>> Begin

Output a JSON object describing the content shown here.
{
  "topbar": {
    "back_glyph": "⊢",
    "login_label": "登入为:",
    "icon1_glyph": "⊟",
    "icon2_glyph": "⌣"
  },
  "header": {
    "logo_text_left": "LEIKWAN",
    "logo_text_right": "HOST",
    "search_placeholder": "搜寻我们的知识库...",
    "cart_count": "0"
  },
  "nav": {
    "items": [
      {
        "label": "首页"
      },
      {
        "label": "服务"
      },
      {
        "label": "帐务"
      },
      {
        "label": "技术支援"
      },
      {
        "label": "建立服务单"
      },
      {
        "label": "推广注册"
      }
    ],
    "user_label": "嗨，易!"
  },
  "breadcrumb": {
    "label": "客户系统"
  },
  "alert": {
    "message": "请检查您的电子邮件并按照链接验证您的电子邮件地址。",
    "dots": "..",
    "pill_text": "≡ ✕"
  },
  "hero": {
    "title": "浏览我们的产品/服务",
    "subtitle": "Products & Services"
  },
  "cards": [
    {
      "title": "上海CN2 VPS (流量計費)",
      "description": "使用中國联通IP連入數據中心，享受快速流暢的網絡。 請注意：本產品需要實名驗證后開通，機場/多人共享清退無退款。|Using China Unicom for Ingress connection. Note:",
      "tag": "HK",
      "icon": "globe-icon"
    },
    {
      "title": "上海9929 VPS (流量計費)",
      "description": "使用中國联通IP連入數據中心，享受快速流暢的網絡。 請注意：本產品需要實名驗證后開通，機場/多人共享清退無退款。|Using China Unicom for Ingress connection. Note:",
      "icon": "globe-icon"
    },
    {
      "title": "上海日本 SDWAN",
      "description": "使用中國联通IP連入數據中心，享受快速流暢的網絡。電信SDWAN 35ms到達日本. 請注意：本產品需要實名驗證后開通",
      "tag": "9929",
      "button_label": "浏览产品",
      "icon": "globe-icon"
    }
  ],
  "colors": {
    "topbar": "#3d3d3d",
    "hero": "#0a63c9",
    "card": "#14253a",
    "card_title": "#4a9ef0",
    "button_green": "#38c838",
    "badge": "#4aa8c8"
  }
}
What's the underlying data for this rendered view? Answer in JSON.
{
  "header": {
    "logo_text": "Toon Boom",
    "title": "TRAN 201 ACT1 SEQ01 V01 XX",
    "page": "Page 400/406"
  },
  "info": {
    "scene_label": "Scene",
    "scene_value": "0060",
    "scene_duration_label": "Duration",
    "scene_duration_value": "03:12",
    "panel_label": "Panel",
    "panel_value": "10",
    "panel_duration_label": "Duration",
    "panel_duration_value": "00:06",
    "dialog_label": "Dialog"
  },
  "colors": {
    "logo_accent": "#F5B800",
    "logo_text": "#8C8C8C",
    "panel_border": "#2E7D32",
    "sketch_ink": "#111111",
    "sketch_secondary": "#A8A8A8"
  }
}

>> End

#### What you should do:
Output the line containing "What's the underlying" and all lines after it to the end of the records, exactly as given.

#### Complete response:
What's the underlying data for this rendered view? Answer in JSON.
{
  "header": {
    "logo_text": "Toon Boom",
    "title": "TRAN 201 ACT1 SEQ01 V01 XX",
    "page": "Page 400/406"
  },
  "info": {
    "scene_label": "Scene",
    "scene_value": "0060",
    "scene_duration_label": "Duration",
    "scene_duration_value": "03:12",
    "panel_label": "Panel",
    "panel_value": "10",
    "panel_duration_label": "Duration",
    "panel_duration_value": "00:06",
    "dialog_label": "Dialog"
  },
  "colors": {
    "logo_accent": "#F5B800",
    "logo_text": "#8C8C8C",
    "panel_border": "#2E7D32",
    "sketch_ink": "#111111",
    "sketch_secondary": "#A8A8A8"
  }
}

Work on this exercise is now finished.